The Time the Eiffel Tower Was Almost Moved to Canada

Eiffel Tower Was Nearly Shipped Away to Canada
Eiffel Tower Was Nearly Shipped Away to Canada
France’s most iconic landmark nearly got a one-way ticket to Montreal
It’s 1967. The Beatles are everywhere. The Cold War is chilling. And in Montreal, Canada, engineers and planners are scrambling to put on one of the most ambitious world expos in history: Expo 67. The theme? Man and His World. The centerpiece? Still up in the air.
Enter: the Eiffel Tower.
Yes, the Eiffel Tower. The one in Paris. There was a moment—a real, documented moment—when this 1,000-foot iron icon was almost disassembled, shipped across the Atlantic, and reassembled in Canada.
Bienvenue à Québec, Eiffel.
The Expo 67 fever dream
Expo 67 was no small affair. Canada was celebrating its centennial and wanted to impress the world. The budget ballooned. The guest list was global. They needed something big. Something bold. Something French. What better way to show off Franco-Canadian friendship than to “borrow” the most famous monument in France?
The idea gained serious traction. The Eiffel Tower had become somewhat passé in 1960s Paris—a rusty relic in a city pushing toward modernism. There were even whispers (gasp!) of demolishing it. So the idea of shipping it overseas didn’t sound as outrageous then as it does now.
The logistics were… insane
Moving the Eiffel Tower would’ve been a colossal operation. It’s made of over 18,000 individual iron parts, held together by more than 2.5 million rivets. Disassembling it would take months. Shipping it across the Atlantic? Even longer.

_List of tasks_.
A: Answer these questions about the article on the Eiffel Tower and Expo 67:
(i) What was the theme of Expo 67?
(ii) What was Canada celebrating at the time?
(iii) How many rivets hold the Eiffel Tower together?
B: Pick up the article on the Eiffel Tower and Expo 67 after its last sentence and keep writing in the same voice.

_Listing_.
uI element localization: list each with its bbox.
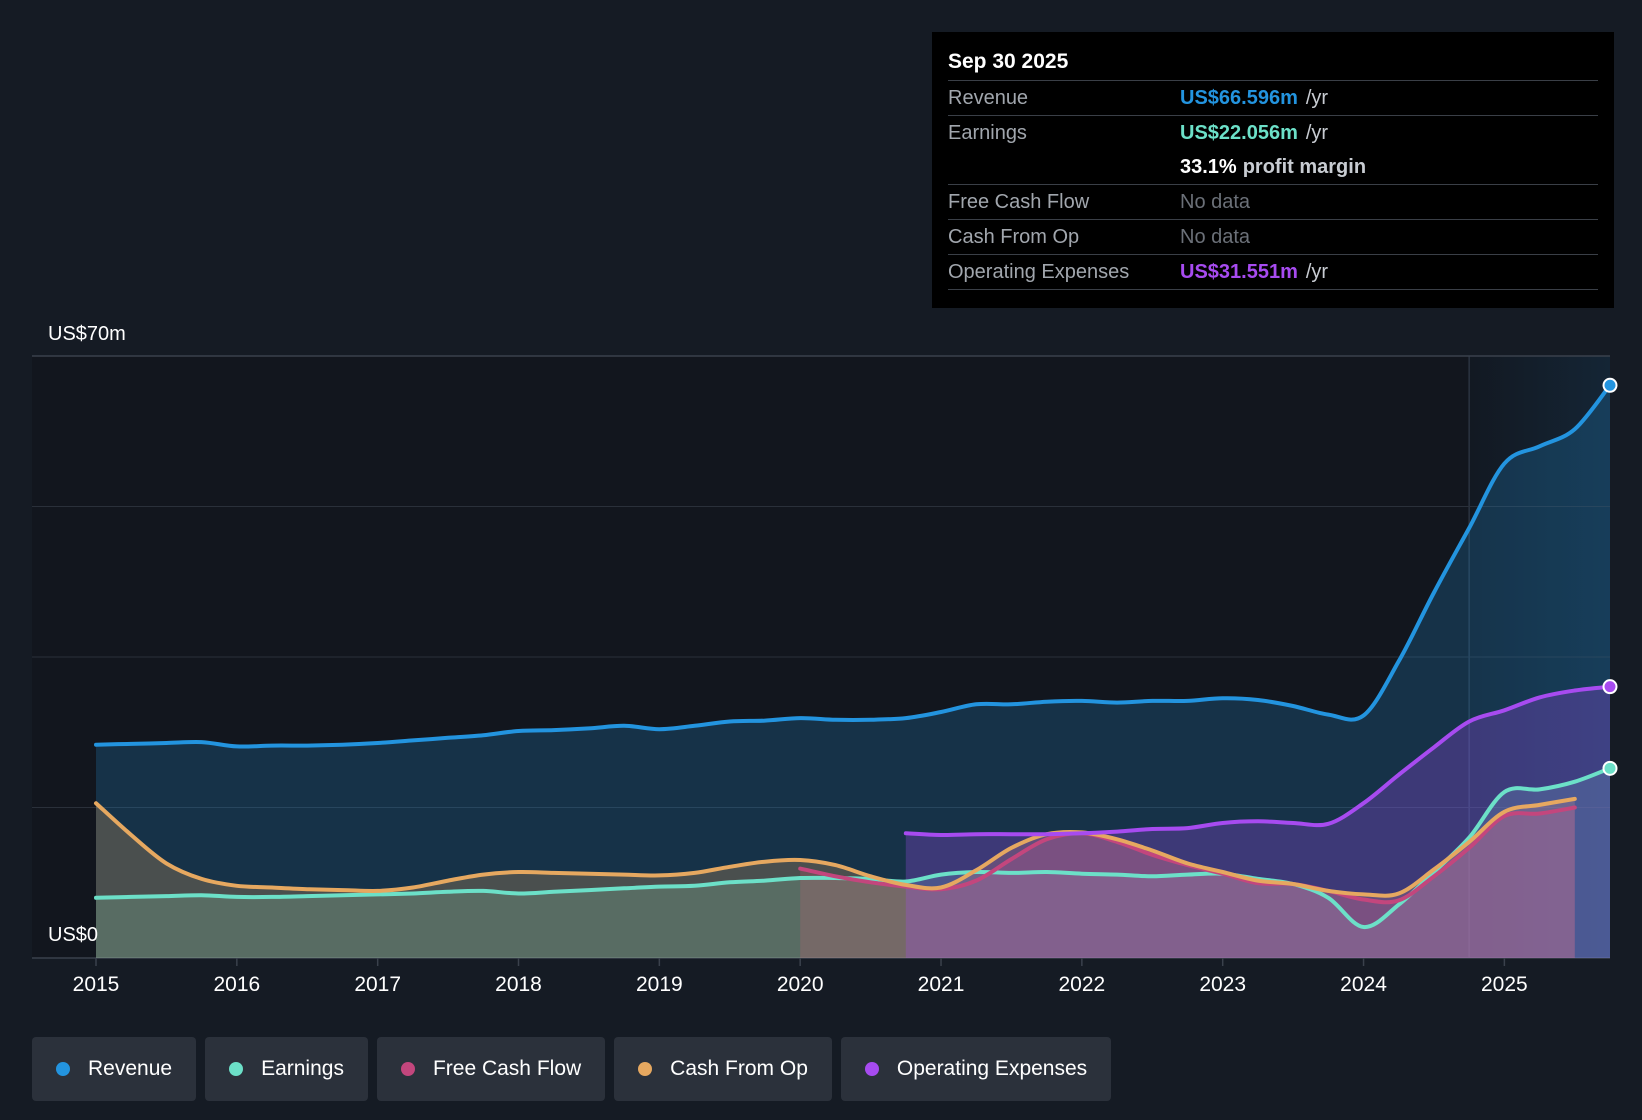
x-tick-label: 2018 (495, 973, 542, 996)
tooltip-label: Free Cash Flow (948, 190, 1090, 213)
tooltip-row-earnings: Earnings US$22.056m /yr (948, 116, 1598, 150)
tooltip-value: US$22.056m (1180, 121, 1298, 144)
x-tick-label: 2016 (213, 973, 260, 996)
tooltip-label: Revenue (948, 86, 1029, 109)
x-tick-label: 2015 (73, 973, 120, 996)
tooltip-label: Earnings (948, 121, 1027, 144)
legend-item-earnings[interactable]: Earnings (205, 1037, 368, 1101)
end-point-earnings (1602, 760, 1618, 776)
tooltip-label: Operating Expenses (948, 260, 1130, 283)
legend-dot-icon (864, 1062, 879, 1076)
legend-label: Cash From Op (670, 1057, 808, 1080)
tooltip-no-data: No data (1180, 190, 1251, 213)
x-tick-label: 2020 (777, 973, 824, 996)
tooltip-label: Cash From Op (948, 225, 1080, 248)
line-cash-from-op (94, 796, 1577, 898)
profit-margin-value: 33.1% (1180, 155, 1237, 178)
tooltip-row-operating-expenses: Operating Expenses US$31.551m /yr (948, 255, 1598, 290)
x-tick-label: 2021 (918, 973, 965, 996)
y-axis-top-label: US$70m (48, 323, 126, 345)
tooltip-unit: /yr (1305, 86, 1329, 109)
line-operating-expenses (903, 684, 1612, 838)
x-tick-label: 2025 (1481, 973, 1528, 996)
line-revenue (94, 383, 1612, 749)
x-tick-label: 2022 (1059, 973, 1106, 996)
legend-label: Operating Expenses (896, 1057, 1088, 1080)
legend-dot-icon (400, 1062, 415, 1076)
legend-item-operating-expenses[interactable]: Operating Expenses (840, 1037, 1112, 1101)
tooltip-no-data: No data (1180, 225, 1251, 248)
x-tick-label: 2024 (1340, 973, 1387, 996)
tooltip-value: US$66.596m (1180, 86, 1298, 109)
legend-dot-icon (638, 1062, 653, 1076)
x-tick-label: 2023 (1199, 973, 1246, 996)
tooltip-date: Sep 30 2025 (948, 46, 1598, 81)
tooltip-row-cash-from-op: Cash From Op No data (948, 220, 1598, 255)
profit-margin-label: profit margin (1242, 155, 1367, 178)
legend-item-revenue[interactable]: Revenue (32, 1037, 197, 1101)
chart-canvas: 2015 2016 2017 2018 2019 2020 2021 2022 2023 2024… (32, 323, 1618, 996)
tooltip-row-free-cash-flow: Free Cash Flow No data (948, 185, 1598, 220)
tooltip-row-profit-margin: 33.1% profit margin (948, 150, 1598, 185)
y-axis-bottom-label: US$0 (48, 924, 98, 946)
tooltip-value: US$31.551m (1180, 260, 1298, 283)
tooltip-unit: /yr (1305, 121, 1329, 144)
tooltip-unit: /yr (1305, 260, 1329, 283)
tooltip-panel: Sep 30 2025 Revenue US$66.596m /yr Earni… (932, 32, 1614, 308)
x-tick-label: 2019 (636, 973, 683, 996)
legend-label: Revenue (88, 1057, 173, 1080)
end-point-revenue (1602, 377, 1618, 393)
legend-dot-icon (56, 1062, 70, 1076)
end-point-operating-expenses (1602, 679, 1618, 695)
legend: Revenue Earnings Free Cash Flow Cash Fro… (32, 1037, 1112, 1101)
area-revenue (96, 385, 1610, 958)
legend-dot-icon (229, 1062, 244, 1076)
legend-item-cash-from-op[interactable]: Cash From Op (614, 1037, 832, 1101)
x-tick-label: 2017 (354, 973, 401, 996)
legend-item-free-cash-flow[interactable]: Free Cash Flow (376, 1037, 606, 1101)
legend-label: Free Cash Flow (432, 1057, 582, 1080)
area-earnings (96, 768, 1610, 958)
tooltip-row-revenue: Revenue US$66.596m /yr (948, 81, 1598, 116)
legend-label: Earnings (261, 1057, 344, 1080)
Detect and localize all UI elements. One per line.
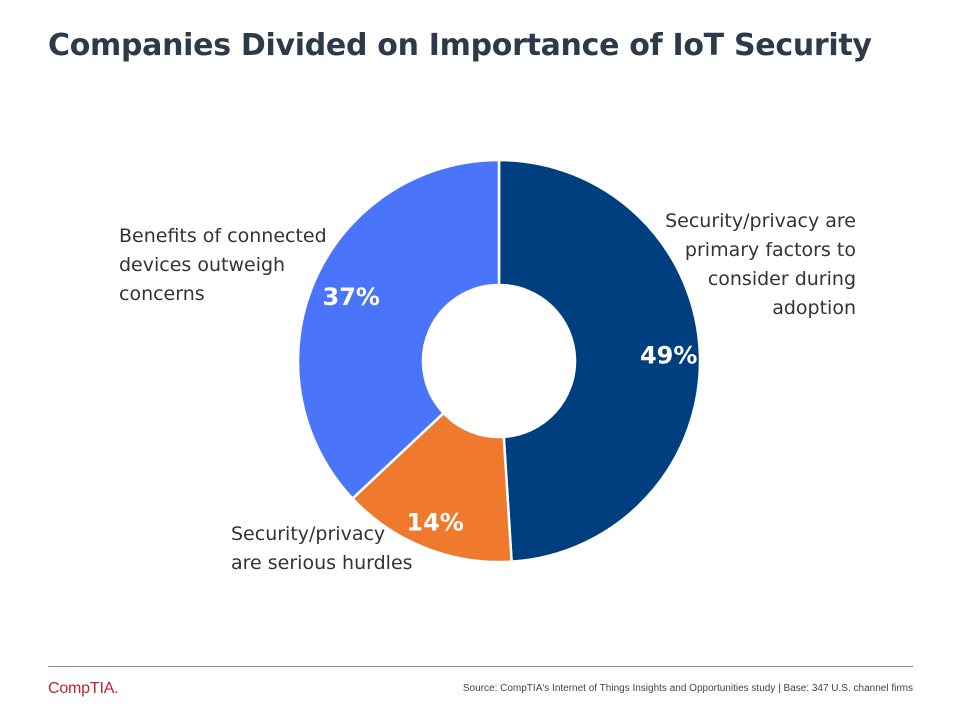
slice-label-benefits: Benefits of connected devices outweigh c… (119, 222, 327, 309)
slice-label-line: devices outweigh (119, 254, 286, 276)
donut-slice (497, 158, 702, 563)
slice-value-label: 14% (406, 508, 463, 536)
slice-label-primary-factors: Security/privacy are primary factors to … (665, 207, 856, 323)
slice-value-label: 37% (323, 283, 380, 311)
slice-label-line: Security/privacy (231, 523, 386, 545)
slice-label-line: are serious hurdles (231, 552, 413, 574)
page-title: Companies Divided on Importance of IoT S… (48, 28, 872, 63)
slice-value-label: 49% (640, 342, 697, 370)
slice-label-line: consider during (707, 268, 856, 290)
slice-label-line: adoption (772, 297, 856, 319)
donut-slice (296, 158, 501, 501)
donut-slice (350, 411, 513, 564)
slice-label-serious-hurdles: Security/privacy are serious hurdles (231, 520, 413, 578)
slice-label-line: concerns (119, 283, 205, 305)
slice-label-line: Security/privacy are (665, 210, 856, 232)
slice-label-line: Benefits of connected (119, 225, 327, 247)
footer-divider (48, 666, 913, 667)
source-note: Source: CompTIA's Internet of Things Ins… (462, 683, 913, 694)
slice-label-line: primary factors to (684, 239, 856, 261)
comptia-logo: CompTIA. (48, 680, 119, 697)
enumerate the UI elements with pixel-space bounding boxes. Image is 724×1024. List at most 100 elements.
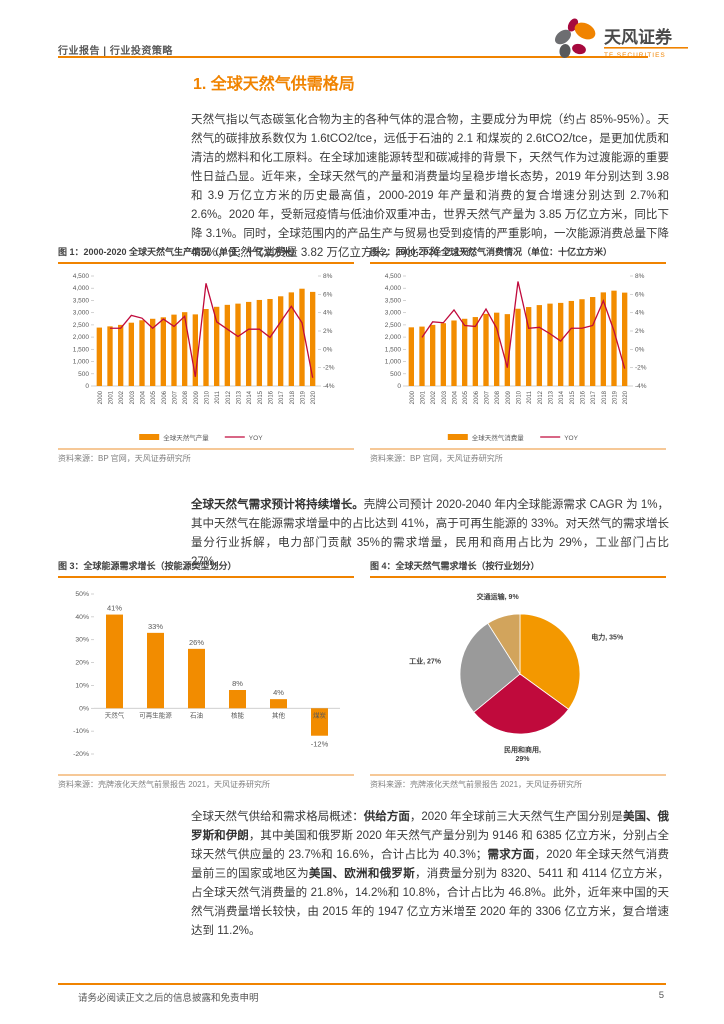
svg-text:33%: 33% bbox=[148, 622, 163, 631]
svg-text:YOY: YOY bbox=[564, 435, 578, 442]
svg-text:全球天然气消费量: 全球天然气消费量 bbox=[472, 433, 525, 442]
svg-text:-10%: -10% bbox=[73, 728, 89, 735]
svg-text:2011: 2011 bbox=[215, 390, 221, 404]
svg-text:2002: 2002 bbox=[119, 390, 125, 404]
paragraph-overview: 全球天然气供给和需求格局概述：供给方面，2020 年全球前三大天然气生产国分别是… bbox=[191, 810, 670, 937]
svg-text:核能: 核能 bbox=[231, 710, 245, 719]
svg-text:2017: 2017 bbox=[279, 390, 285, 404]
svg-text:1,000: 1,000 bbox=[385, 359, 402, 366]
svg-text:-4%: -4% bbox=[635, 383, 647, 390]
svg-text:500: 500 bbox=[78, 371, 89, 378]
svg-text:50%: 50% bbox=[75, 591, 89, 598]
svg-text:2019: 2019 bbox=[613, 390, 619, 404]
figure-1-title: 图 1：2000-2020 全球天然气生产情况（单位：十亿立方米） bbox=[58, 246, 354, 264]
svg-text:6%: 6% bbox=[635, 291, 645, 298]
svg-text:2012: 2012 bbox=[538, 390, 544, 404]
svg-text:2020: 2020 bbox=[623, 390, 629, 404]
svg-text:2017: 2017 bbox=[591, 390, 597, 404]
svg-text:2010: 2010 bbox=[205, 390, 211, 404]
svg-text:4,500: 4,500 bbox=[385, 273, 402, 280]
breadcrumb: 行业报告 | 行业投资策略 bbox=[58, 46, 173, 57]
figure-1-chart: 0 500 1,000 1,500 2,000 2,500 3,000 3,500 4,000 4… bbox=[73, 273, 335, 442]
svg-text:0: 0 bbox=[397, 383, 401, 390]
svg-text:30%: 30% bbox=[75, 637, 89, 644]
svg-text:2020: 2020 bbox=[311, 390, 317, 404]
svg-text:40%: 40% bbox=[75, 614, 89, 621]
tf-securities-logo-icon: 天风证券 TF SECURITIES bbox=[555, 18, 688, 59]
header-rule bbox=[58, 56, 648, 58]
svg-text:2,500: 2,500 bbox=[73, 322, 90, 329]
svg-text:2003: 2003 bbox=[130, 390, 136, 404]
svg-text:-20%: -20% bbox=[73, 751, 89, 758]
svg-text:2002: 2002 bbox=[431, 390, 437, 404]
svg-text:2019: 2019 bbox=[301, 390, 307, 404]
svg-text:4,000: 4,000 bbox=[73, 285, 90, 292]
svg-text:可再生能源: 可再生能源 bbox=[139, 710, 172, 719]
svg-text:其他: 其他 bbox=[272, 710, 286, 719]
svg-text:2010: 2010 bbox=[517, 390, 523, 404]
svg-text:0%: 0% bbox=[79, 705, 89, 712]
figure-4: 图 4：全球天然气需求增长（按行业划分） 电力, 35% 民用和商用, 29% 工业,… bbox=[370, 560, 666, 790]
svg-text:0%: 0% bbox=[635, 346, 645, 353]
svg-text:2%: 2% bbox=[635, 328, 645, 335]
svg-text:-2%: -2% bbox=[635, 365, 647, 372]
figure-row-1: 图 1：2000-2020 全球天然气生产情况（单位：十亿立方米） 0 500 1,… bbox=[58, 246, 666, 464]
svg-text:8%: 8% bbox=[232, 679, 243, 688]
svg-text:石油: 石油 bbox=[190, 710, 203, 719]
svg-text:4,000: 4,000 bbox=[385, 285, 402, 292]
svg-text:2014: 2014 bbox=[247, 390, 253, 404]
svg-text:2004: 2004 bbox=[141, 390, 147, 404]
svg-text:TF SECURITIES: TF SECURITIES bbox=[604, 52, 666, 59]
figure-4-chart: 电力, 35% 民用和商用, 29% 工业, 27% 交通运输, 9% bbox=[409, 592, 624, 763]
svg-text:0: 0 bbox=[85, 383, 89, 390]
figure-3-source: 资料来源：壳牌液化天然气前景报告 2021，天风证券研究所 bbox=[58, 774, 354, 790]
svg-text:1,500: 1,500 bbox=[385, 346, 402, 353]
svg-text:2012: 2012 bbox=[226, 390, 232, 404]
svg-text:0%: 0% bbox=[323, 346, 333, 353]
svg-text:3,500: 3,500 bbox=[385, 297, 402, 304]
svg-text:2001: 2001 bbox=[109, 390, 115, 404]
svg-text:4%: 4% bbox=[323, 310, 333, 317]
svg-text:10%: 10% bbox=[75, 682, 89, 689]
svg-text:2016: 2016 bbox=[269, 390, 275, 404]
figure-2-source: 资料来源：BP 官网，天风证券研究所 bbox=[370, 448, 666, 464]
svg-text:8%: 8% bbox=[635, 273, 645, 280]
svg-text:4,500: 4,500 bbox=[73, 273, 90, 280]
svg-text:煤炭: 煤炭 bbox=[313, 710, 327, 719]
svg-text:-4%: -4% bbox=[323, 383, 335, 390]
figure-1-source: 资料来源：BP 官网，天风证券研究所 bbox=[58, 448, 354, 464]
svg-text:2008: 2008 bbox=[183, 390, 189, 404]
svg-text:2005: 2005 bbox=[463, 390, 469, 404]
svg-text:41%: 41% bbox=[107, 604, 122, 613]
svg-text:26%: 26% bbox=[189, 638, 204, 647]
svg-text:3,000: 3,000 bbox=[73, 310, 90, 317]
svg-text:20%: 20% bbox=[75, 660, 89, 667]
footer-disclaimer: 请务必阅读正文之后的信息披露和免责申明 bbox=[78, 993, 259, 1004]
svg-text:1,000: 1,000 bbox=[73, 359, 90, 366]
figure-1: 图 1：2000-2020 全球天然气生产情况（单位：十亿立方米） 0 500 1,… bbox=[58, 246, 354, 464]
figure-3-title: 图 3：全球能源需求增长（按能源类型划分） bbox=[58, 560, 354, 578]
svg-text:2013: 2013 bbox=[237, 390, 243, 404]
svg-text:交通运输, 9%: 交通运输, 9% bbox=[477, 592, 520, 601]
svg-text:2015: 2015 bbox=[570, 390, 576, 404]
svg-text:2006: 2006 bbox=[162, 390, 168, 404]
page-title: 1. 全球天然气供需格局 bbox=[193, 76, 355, 93]
svg-text:2,000: 2,000 bbox=[73, 334, 90, 341]
svg-text:500: 500 bbox=[390, 371, 401, 378]
svg-text:2018: 2018 bbox=[290, 390, 296, 404]
page-number: 5 bbox=[658, 990, 664, 1001]
svg-text:8%: 8% bbox=[323, 273, 333, 280]
figure-3-chart: 50% 40% 30% 20% 10% 0% -10% -20% 天然气 可再生能源 石油 核能 其他 煤… bbox=[73, 591, 340, 758]
footer-rule bbox=[58, 983, 666, 985]
svg-text:3,000: 3,000 bbox=[385, 310, 402, 317]
svg-text:-2%: -2% bbox=[323, 365, 335, 372]
figure-4-source: 资料来源：壳牌液化天然气前景报告 2021，天风证券研究所 bbox=[370, 774, 666, 790]
footer: 请务必阅读正文之后的信息披露和免责申明 5 bbox=[58, 990, 666, 1004]
svg-text:2018: 2018 bbox=[602, 390, 608, 404]
figure-2-chart: 0 500 1,000 1,500 2,000 2,500 3,000 3,500 4,000 4… bbox=[385, 273, 647, 442]
svg-text:4%: 4% bbox=[273, 688, 284, 697]
svg-text:YOY: YOY bbox=[249, 435, 263, 442]
svg-text:2016: 2016 bbox=[581, 390, 587, 404]
svg-text:29%: 29% bbox=[516, 756, 531, 763]
svg-text:2,000: 2,000 bbox=[385, 334, 402, 341]
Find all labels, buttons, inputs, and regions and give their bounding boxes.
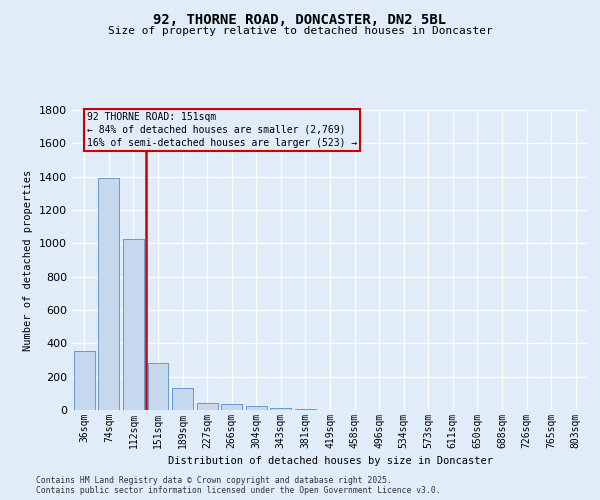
Bar: [246, 406, 267, 410]
Y-axis label: Number of detached properties: Number of detached properties: [23, 170, 34, 350]
Text: Contains HM Land Registry data © Crown copyright and database right 2025.
Contai: Contains HM Land Registry data © Crown c…: [36, 476, 440, 495]
Bar: [98, 178, 119, 410]
Bar: [271, 408, 292, 410]
X-axis label: Distribution of detached houses by size in Doncaster: Distribution of detached houses by size …: [167, 456, 493, 466]
Text: Size of property relative to detached houses in Doncaster: Size of property relative to detached ho…: [107, 26, 493, 36]
Text: 92, THORNE ROAD, DONCASTER, DN2 5BL: 92, THORNE ROAD, DONCASTER, DN2 5BL: [154, 12, 446, 26]
Bar: [221, 404, 242, 410]
Bar: [123, 239, 144, 410]
Bar: [197, 402, 218, 410]
Bar: [74, 351, 95, 410]
Text: 92 THORNE ROAD: 151sqm
← 84% of detached houses are smaller (2,769)
16% of semi-: 92 THORNE ROAD: 151sqm ← 84% of detached…: [87, 112, 357, 148]
Bar: [172, 388, 193, 410]
Bar: [148, 362, 169, 410]
Bar: [295, 409, 316, 410]
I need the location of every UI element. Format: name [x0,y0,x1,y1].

_The answers_.
A:
(i) Man and His World
(ii) Its centennial
(iii) More than 2.5 million

B:
But the proposal was real enough to spark political discussions and feasibility reports. Rumor has it, even Charles de Gaulle gave it a brief, Gaullist shrug.
Ultimately, the project was scrapped—not because of sentimentality, but because the logistics were bonkers and France remembered it kind of liked having a global icon in its capital.
So what did Canada get?
Instead of the Eiffel Tower, Expo 67 got Habitat 67 (a groundbreaking housing project), Buckminster Fuller’s massive geodesic dome, and pavilions from over 60 nations. It was still a triumph—and is still considered one of the greatest World’s Fairs ever.
But imagine the skyline if that plan had gone through. Paris without the Eiffel Tower. Montreal with it. Tourists trying to take Eiffel selfies with poutine.
The mind reels.
Sources
CBC Archives, “The Great Expo 67 Eiffel Tower Rumor”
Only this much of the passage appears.